[Some records]
- - - -

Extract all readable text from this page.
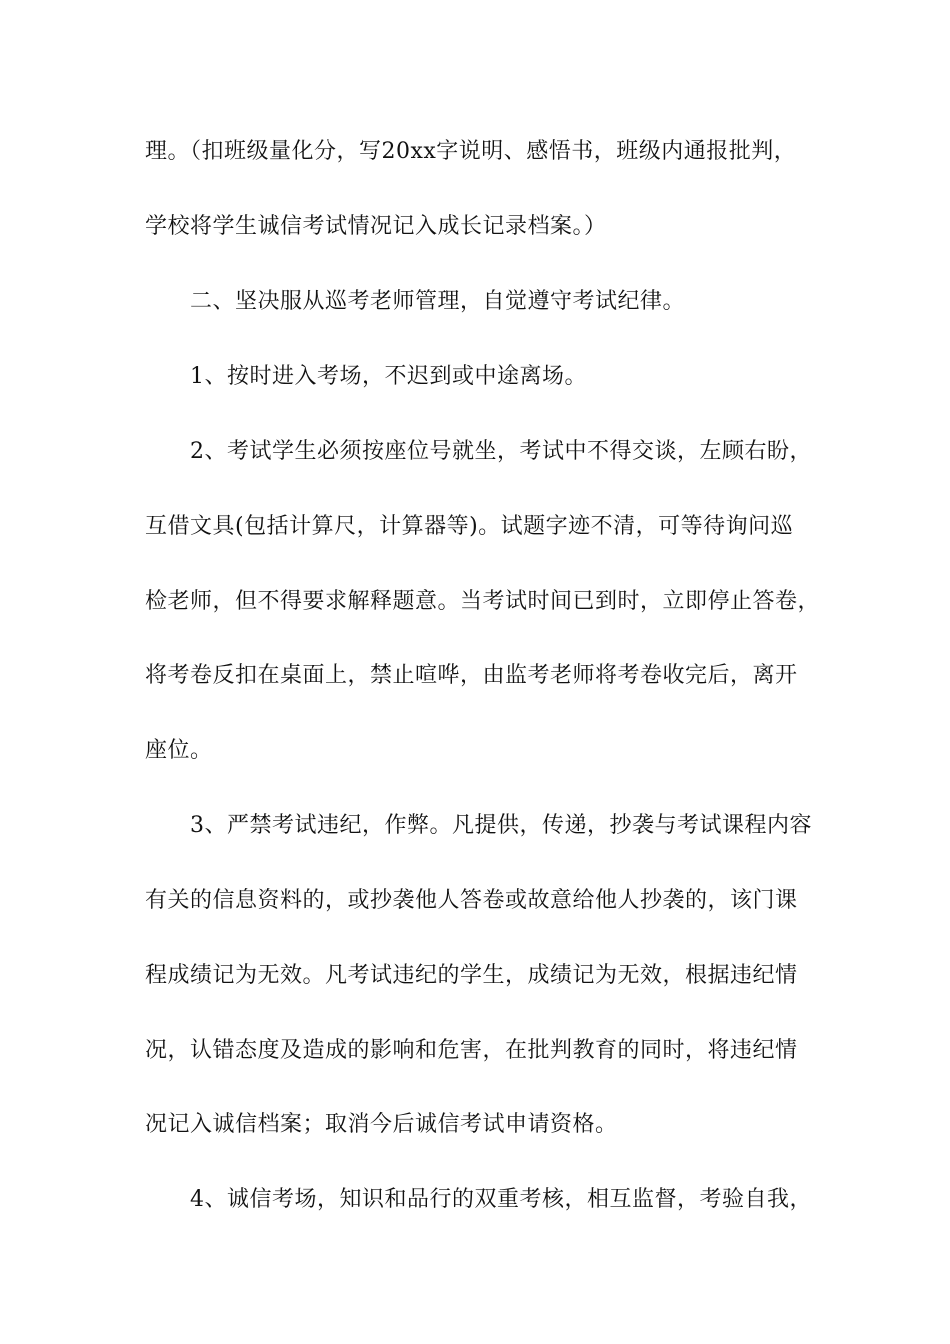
理。（扣班级量化分，写20xx字说明、感悟书，班级内通报批判，
学校将学生诚信考试情况记入成长记录档案。）
二、坚决服从巡考老师管理，自觉遵守考试纪律。
1、按时进入考场，不迟到或中途离场。
2、考试学生必须按座位号就坐，考试中不得交谈，左顾右盼，
互借文具(包括计算尺，计算器等)。试题字迹不清，可等待询问巡
检老师，但不得要求解释题意。当考试时间已到时，立即停止答卷，
将考卷反扣在桌面上，禁止喧哗，由监考老师将考卷收完后，离开
座位。
3、严禁考试违纪，作弊。凡提供，传递，抄袭与考试课程内容
有关的信息资料的，或抄袭他人答卷或故意给他人抄袭的，该门课
程成绩记为无效。凡考试违纪的学生，成绩记为无效，根据违纪情
况，认错态度及造成的影响和危害，在批判教育的同时，将违纪情
况记入诚信档案；取消今后诚信考试申请资格。
4、诚信考场，知识和品行的双重考核，相互监督，考验自我，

- - - -

[Exercise details] The records above must be printed exactly; the pictures stay out.

[Task answer]
Extract all readable text from this page.
理。（扣班级量化分，写20xx字说明、感悟书，班级内通报批判，
学校将学生诚信考试情况记入成长记录档案。）
二、坚决服从巡考老师管理，自觉遵守考试纪律。
1、按时进入考场，不迟到或中途离场。
2、考试学生必须按座位号就坐，考试中不得交谈，左顾右盼，
互借文具(包括计算尺，计算器等)。试题字迹不清，可等待询问巡
检老师，但不得要求解释题意。当考试时间已到时，立即停止答卷，
将考卷反扣在桌面上，禁止喧哗，由监考老师将考卷收完后，离开
座位。
3、严禁考试违纪，作弊。凡提供，传递，抄袭与考试课程内容
有关的信息资料的，或抄袭他人答卷或故意给他人抄袭的，该门课
程成绩记为无效。凡考试违纪的学生，成绩记为无效，根据违纪情
况，认错态度及造成的影响和危害，在批判教育的同时，将违纪情
况记入诚信档案；取消今后诚信考试申请资格。
4、诚信考场，知识和品行的双重考核，相互监督，考验自我，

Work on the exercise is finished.